Gather every line of the entries that includes the word "AdditionalDependencies".

--- start of Data supplied ---

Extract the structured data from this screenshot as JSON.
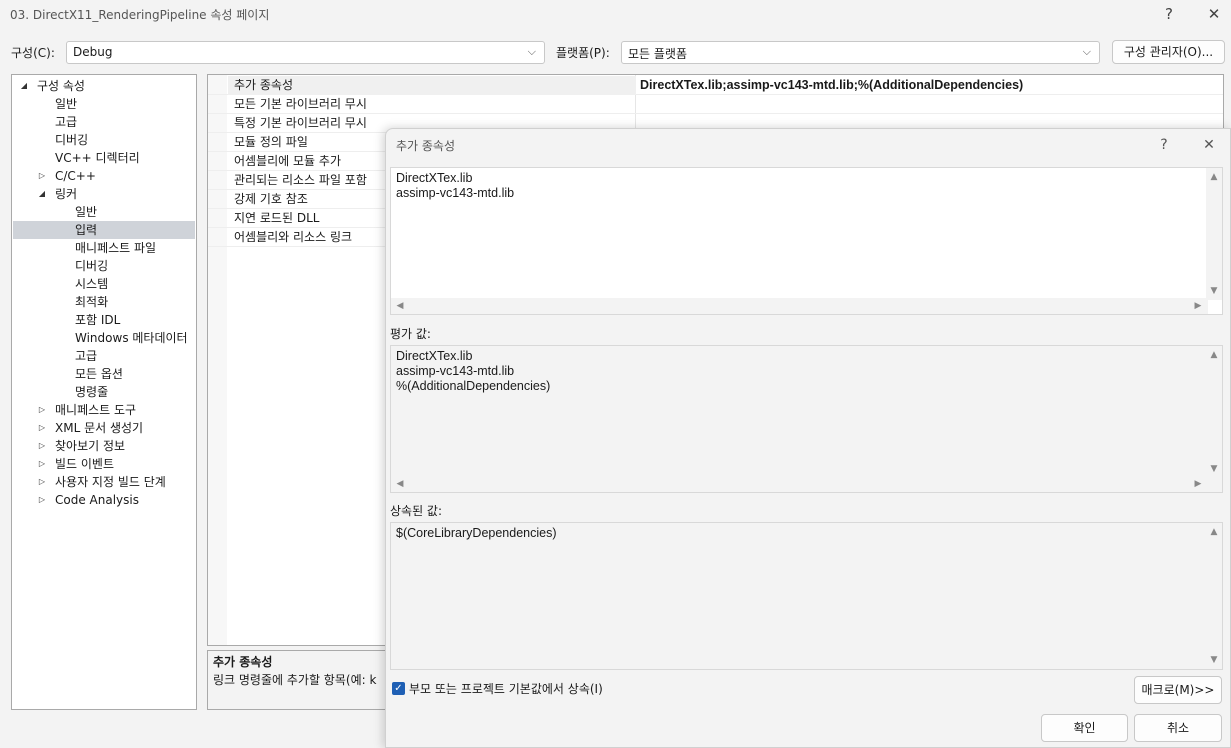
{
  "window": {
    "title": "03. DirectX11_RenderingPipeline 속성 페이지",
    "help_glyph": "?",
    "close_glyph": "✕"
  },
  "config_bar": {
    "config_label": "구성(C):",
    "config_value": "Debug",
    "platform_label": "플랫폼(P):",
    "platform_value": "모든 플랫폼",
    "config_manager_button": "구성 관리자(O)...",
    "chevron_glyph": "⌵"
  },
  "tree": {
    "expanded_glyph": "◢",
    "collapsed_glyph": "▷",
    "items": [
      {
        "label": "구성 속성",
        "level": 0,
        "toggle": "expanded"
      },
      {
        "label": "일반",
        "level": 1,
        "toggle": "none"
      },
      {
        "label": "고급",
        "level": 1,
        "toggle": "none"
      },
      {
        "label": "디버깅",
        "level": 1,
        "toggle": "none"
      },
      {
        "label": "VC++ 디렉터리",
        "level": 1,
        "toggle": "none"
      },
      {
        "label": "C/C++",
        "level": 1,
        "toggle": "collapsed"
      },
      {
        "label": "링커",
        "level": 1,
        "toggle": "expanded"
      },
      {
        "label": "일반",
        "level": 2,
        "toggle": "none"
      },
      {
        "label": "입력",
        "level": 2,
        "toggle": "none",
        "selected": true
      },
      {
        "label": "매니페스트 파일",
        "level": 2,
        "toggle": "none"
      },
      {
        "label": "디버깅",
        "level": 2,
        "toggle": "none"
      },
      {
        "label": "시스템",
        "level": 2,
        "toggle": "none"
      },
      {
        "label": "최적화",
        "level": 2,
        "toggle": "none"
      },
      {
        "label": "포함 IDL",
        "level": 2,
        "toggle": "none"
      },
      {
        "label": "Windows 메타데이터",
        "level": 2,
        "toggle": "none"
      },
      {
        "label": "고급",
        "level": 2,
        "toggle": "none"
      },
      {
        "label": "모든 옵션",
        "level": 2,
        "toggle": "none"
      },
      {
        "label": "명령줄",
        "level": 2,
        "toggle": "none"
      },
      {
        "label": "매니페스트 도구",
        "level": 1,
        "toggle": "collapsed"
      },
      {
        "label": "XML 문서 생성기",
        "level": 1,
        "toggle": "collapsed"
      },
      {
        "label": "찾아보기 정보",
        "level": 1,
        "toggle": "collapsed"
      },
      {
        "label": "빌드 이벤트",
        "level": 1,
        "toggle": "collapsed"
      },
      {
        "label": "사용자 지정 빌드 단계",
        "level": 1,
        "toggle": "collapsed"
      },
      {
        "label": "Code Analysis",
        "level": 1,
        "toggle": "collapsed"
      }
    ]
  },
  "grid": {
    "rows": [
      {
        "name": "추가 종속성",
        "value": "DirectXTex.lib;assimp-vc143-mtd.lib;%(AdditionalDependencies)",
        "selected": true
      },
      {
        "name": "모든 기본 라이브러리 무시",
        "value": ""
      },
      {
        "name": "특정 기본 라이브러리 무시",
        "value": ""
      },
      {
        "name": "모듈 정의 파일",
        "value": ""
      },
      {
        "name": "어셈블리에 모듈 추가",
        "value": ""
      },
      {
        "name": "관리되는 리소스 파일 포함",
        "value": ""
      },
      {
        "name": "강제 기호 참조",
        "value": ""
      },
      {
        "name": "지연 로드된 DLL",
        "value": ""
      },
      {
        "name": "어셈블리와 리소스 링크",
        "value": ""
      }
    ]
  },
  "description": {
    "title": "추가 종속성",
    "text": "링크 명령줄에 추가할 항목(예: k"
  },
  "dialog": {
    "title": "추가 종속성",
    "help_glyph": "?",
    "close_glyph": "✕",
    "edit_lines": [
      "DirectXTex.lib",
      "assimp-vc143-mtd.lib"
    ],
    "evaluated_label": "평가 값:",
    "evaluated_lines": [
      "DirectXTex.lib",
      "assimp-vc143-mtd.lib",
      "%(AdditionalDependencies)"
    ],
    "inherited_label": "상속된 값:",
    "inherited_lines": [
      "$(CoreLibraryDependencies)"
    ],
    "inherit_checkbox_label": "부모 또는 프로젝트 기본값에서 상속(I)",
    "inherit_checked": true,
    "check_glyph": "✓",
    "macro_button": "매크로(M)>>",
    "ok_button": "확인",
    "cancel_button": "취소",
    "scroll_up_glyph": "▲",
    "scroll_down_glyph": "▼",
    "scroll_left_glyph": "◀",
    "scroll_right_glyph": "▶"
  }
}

--- end of Data supplied ---
--- start of Data supplied ---

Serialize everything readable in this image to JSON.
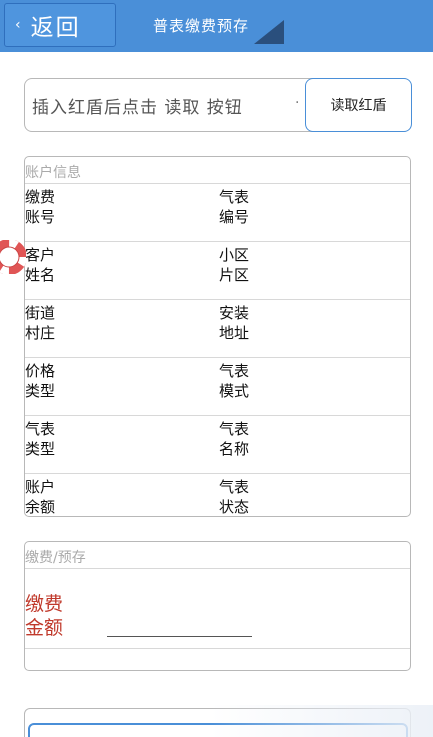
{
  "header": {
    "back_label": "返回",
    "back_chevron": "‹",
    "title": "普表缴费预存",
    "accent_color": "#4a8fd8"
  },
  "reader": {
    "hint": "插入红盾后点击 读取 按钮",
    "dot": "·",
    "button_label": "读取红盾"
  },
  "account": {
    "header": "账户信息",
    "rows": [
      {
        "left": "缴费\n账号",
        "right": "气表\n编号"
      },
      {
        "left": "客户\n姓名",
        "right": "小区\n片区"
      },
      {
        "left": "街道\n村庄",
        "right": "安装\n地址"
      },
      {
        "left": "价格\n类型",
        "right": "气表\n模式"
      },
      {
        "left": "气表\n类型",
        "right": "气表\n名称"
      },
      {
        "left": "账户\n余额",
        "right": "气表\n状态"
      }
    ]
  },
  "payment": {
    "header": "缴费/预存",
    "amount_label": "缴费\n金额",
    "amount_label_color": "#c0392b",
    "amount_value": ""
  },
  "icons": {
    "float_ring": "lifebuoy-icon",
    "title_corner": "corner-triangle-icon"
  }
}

--- end of Data supplied ---

▸ **Result of the exercise**:
        "value": "DirectXTex.lib;assimp-vc143-mtd.lib;%(AdditionalDependencies)",
      "%(AdditionalDependencies)"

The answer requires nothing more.